Set problem:
What is the number of lines in these entries that include "example"? Write that number and no other text.

Records provided:
** start **

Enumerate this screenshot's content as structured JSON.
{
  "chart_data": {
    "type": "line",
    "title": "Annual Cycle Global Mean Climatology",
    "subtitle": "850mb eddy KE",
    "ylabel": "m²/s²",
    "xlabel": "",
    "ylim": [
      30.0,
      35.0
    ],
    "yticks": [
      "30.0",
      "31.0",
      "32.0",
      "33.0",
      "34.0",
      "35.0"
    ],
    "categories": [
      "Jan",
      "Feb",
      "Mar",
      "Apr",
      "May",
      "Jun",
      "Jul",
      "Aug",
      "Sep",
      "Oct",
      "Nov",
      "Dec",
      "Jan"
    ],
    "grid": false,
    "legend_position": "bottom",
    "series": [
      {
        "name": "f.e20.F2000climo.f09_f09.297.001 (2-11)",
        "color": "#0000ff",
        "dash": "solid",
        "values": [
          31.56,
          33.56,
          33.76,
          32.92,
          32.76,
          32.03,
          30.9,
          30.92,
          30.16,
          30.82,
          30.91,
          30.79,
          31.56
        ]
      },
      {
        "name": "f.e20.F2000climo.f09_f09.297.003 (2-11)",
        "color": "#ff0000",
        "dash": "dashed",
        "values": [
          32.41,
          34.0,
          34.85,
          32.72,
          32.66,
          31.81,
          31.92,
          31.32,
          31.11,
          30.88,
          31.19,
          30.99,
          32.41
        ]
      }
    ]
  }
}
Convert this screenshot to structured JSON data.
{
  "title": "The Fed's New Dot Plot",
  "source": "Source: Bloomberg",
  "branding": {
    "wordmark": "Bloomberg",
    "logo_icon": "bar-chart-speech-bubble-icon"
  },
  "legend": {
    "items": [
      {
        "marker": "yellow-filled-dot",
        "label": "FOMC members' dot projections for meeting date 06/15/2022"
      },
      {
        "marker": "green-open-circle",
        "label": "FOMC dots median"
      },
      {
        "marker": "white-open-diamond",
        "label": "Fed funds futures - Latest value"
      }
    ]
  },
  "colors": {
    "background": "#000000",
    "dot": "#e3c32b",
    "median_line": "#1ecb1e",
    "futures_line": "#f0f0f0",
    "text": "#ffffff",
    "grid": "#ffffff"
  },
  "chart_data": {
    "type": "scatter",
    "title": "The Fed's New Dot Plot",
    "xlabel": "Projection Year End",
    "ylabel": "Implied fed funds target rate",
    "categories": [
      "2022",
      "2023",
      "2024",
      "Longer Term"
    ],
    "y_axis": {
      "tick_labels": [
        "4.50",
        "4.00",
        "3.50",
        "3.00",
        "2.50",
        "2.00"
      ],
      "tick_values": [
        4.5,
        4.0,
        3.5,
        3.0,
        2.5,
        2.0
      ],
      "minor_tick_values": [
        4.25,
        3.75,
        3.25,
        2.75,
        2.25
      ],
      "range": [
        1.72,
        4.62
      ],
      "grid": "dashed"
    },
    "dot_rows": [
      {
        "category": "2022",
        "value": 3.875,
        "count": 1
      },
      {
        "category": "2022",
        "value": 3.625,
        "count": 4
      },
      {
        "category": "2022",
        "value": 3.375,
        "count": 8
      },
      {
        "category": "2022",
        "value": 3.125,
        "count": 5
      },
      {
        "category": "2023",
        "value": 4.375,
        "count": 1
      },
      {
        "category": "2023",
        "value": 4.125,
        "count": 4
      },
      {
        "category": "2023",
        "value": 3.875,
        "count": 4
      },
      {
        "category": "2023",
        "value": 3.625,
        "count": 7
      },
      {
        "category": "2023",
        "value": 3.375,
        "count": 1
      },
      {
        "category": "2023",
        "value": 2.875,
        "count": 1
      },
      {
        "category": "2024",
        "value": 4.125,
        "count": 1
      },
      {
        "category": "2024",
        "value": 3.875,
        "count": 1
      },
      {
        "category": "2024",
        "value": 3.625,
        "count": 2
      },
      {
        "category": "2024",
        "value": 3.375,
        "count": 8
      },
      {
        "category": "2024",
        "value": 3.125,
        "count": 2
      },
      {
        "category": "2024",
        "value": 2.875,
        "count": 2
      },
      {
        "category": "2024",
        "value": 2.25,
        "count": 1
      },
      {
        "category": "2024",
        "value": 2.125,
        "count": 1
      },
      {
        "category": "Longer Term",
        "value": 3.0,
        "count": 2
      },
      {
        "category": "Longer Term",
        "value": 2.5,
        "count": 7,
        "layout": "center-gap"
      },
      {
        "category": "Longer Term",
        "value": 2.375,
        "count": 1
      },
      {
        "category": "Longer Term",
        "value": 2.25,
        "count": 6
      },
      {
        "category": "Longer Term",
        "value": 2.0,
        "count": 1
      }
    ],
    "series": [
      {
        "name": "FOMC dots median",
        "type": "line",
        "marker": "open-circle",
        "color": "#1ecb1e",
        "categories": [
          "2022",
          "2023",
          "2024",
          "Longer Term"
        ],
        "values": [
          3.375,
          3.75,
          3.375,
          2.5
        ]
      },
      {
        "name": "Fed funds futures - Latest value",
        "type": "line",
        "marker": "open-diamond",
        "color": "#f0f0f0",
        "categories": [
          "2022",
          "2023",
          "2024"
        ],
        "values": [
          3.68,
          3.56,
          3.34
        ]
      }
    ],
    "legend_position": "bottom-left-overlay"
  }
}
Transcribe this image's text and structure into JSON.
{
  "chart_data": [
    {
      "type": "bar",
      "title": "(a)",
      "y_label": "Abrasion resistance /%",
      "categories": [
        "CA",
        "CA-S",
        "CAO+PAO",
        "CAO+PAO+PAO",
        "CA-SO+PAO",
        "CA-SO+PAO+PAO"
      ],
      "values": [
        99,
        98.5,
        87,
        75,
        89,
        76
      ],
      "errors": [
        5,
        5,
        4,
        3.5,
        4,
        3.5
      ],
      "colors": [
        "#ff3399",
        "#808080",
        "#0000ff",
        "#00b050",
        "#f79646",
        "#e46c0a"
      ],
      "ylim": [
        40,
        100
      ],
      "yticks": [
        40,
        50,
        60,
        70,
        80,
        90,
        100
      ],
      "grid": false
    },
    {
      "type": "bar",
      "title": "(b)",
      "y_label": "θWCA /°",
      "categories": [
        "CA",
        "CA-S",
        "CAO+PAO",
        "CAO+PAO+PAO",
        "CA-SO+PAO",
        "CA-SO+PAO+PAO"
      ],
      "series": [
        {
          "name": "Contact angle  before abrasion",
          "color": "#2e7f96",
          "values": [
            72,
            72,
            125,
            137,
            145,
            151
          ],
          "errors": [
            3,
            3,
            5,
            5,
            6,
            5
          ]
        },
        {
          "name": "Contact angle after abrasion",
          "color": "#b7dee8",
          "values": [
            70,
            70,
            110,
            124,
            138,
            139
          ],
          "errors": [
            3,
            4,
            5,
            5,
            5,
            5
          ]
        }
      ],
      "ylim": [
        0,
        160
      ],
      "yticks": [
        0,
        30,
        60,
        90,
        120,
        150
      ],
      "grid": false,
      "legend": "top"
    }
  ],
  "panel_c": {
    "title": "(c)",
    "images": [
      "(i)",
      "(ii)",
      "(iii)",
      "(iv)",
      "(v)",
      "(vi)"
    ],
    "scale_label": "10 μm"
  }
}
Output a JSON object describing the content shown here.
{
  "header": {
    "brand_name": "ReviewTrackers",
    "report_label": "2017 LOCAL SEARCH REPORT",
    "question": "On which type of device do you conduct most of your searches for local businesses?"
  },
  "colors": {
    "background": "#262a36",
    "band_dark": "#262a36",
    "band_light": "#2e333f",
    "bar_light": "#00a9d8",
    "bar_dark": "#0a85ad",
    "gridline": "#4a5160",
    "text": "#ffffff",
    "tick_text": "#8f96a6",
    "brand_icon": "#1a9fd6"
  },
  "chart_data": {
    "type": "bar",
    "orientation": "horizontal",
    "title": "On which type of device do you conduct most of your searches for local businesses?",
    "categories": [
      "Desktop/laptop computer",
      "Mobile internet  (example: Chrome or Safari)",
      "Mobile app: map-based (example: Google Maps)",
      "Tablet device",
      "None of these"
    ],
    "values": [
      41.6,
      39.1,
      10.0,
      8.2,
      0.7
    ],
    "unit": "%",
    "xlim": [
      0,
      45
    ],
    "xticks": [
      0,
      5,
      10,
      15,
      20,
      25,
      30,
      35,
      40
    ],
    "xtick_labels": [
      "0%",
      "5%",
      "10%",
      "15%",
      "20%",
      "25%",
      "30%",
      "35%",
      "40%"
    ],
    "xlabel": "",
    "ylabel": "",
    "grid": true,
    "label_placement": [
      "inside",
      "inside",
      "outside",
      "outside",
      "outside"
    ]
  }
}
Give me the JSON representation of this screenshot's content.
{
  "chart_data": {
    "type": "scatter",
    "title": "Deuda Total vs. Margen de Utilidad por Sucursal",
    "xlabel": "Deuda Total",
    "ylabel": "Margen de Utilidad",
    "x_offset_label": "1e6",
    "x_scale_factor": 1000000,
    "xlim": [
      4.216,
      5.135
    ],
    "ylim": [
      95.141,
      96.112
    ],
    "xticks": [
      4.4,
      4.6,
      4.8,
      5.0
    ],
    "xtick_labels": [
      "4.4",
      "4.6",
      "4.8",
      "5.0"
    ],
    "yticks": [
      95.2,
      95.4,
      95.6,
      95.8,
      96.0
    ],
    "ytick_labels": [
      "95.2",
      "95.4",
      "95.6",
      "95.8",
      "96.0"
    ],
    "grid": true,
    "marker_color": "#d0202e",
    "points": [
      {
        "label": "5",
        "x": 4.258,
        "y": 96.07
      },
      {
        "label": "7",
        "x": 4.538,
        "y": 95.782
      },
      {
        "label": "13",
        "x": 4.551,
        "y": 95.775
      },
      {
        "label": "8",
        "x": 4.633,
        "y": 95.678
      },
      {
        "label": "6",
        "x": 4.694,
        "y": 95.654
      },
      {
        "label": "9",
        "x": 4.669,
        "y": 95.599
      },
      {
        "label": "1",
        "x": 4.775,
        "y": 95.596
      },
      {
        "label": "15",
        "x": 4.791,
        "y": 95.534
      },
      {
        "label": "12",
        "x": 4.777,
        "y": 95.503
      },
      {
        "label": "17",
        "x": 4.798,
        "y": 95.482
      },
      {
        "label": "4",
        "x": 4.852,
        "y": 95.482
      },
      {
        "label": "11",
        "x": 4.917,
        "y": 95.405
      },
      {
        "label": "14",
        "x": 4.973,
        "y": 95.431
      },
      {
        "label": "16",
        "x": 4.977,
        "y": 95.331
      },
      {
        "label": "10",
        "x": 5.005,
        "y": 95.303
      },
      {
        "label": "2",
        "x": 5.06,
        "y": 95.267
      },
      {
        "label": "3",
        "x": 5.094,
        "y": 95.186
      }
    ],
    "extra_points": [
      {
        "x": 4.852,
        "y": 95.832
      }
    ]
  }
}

** end **

Complete output:
2